AIM OF THE EXERCISE:
Present the following entries again, word for word and in full.

INFORMATION GIVEN:
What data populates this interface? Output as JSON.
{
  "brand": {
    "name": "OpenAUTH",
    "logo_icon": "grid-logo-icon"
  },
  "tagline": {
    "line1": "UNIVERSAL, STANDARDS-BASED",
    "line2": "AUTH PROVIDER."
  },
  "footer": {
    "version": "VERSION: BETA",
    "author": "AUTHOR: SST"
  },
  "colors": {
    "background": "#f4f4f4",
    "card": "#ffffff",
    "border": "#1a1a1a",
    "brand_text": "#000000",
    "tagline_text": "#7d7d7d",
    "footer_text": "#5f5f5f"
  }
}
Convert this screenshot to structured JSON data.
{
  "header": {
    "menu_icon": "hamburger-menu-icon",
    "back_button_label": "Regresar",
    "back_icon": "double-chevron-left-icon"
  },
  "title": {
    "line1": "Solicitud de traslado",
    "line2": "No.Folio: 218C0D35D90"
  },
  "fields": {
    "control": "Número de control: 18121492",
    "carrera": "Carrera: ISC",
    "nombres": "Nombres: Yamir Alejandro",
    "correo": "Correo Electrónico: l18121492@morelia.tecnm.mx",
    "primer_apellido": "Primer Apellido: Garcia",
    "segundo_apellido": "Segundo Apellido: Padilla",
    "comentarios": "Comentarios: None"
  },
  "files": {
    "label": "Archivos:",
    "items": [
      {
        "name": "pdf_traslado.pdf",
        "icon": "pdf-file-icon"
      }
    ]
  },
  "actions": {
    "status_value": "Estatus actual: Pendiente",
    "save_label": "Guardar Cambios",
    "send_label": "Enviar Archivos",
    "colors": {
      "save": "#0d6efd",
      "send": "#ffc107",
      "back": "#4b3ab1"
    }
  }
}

TASK RESPONSE:
What data populates this interface? Output as JSON.
{
  "brand": {
    "name": "OpenAUTH",
    "logo_icon": "grid-logo-icon"
  },
  "tagline": {
    "line1": "UNIVERSAL, STANDARDS-BASED",
    "line2": "AUTH PROVIDER."
  },
  "footer": {
    "version": "VERSION: BETA",
    "author": "AUTHOR: SST"
  },
  "colors": {
    "background": "#f4f4f4",
    "card": "#ffffff",
    "border": "#1a1a1a",
    "brand_text": "#000000",
    "tagline_text": "#7d7d7d",
    "footer_text": "#5f5f5f"
  }
}
Convert this screenshot to structured JSON data.
{
  "header": {
    "menu_icon": "hamburger-menu-icon",
    "back_button_label": "Regresar",
    "back_icon": "double-chevron-left-icon"
  },
  "title": {
    "line1": "Solicitud de traslado",
    "line2": "No.Folio: 218C0D35D90"
  },
  "fields": {
    "control": "Número de control: 18121492",
    "carrera": "Carrera: ISC",
    "nombres": "Nombres: Yamir Alejandro",
    "correo": "Correo Electrónico: l18121492@morelia.tecnm.mx",
    "primer_apellido": "Primer Apellido: Garcia",
    "segundo_apellido": "Segundo Apellido: Padilla",
    "comentarios": "Comentarios: None"
  },
  "files": {
    "label": "Archivos:",
    "items": [
      {
        "name": "pdf_traslado.pdf",
        "icon": "pdf-file-icon"
      }
    ]
  },
  "actions": {
    "status_value": "Estatus actual: Pendiente",
    "save_label": "Guardar Cambios",
    "send_label": "Enviar Archivos",
    "colors": {
      "save": "#0d6efd",
      "send": "#ffc107",
      "back": "#4b3ab1"
    }
  }
}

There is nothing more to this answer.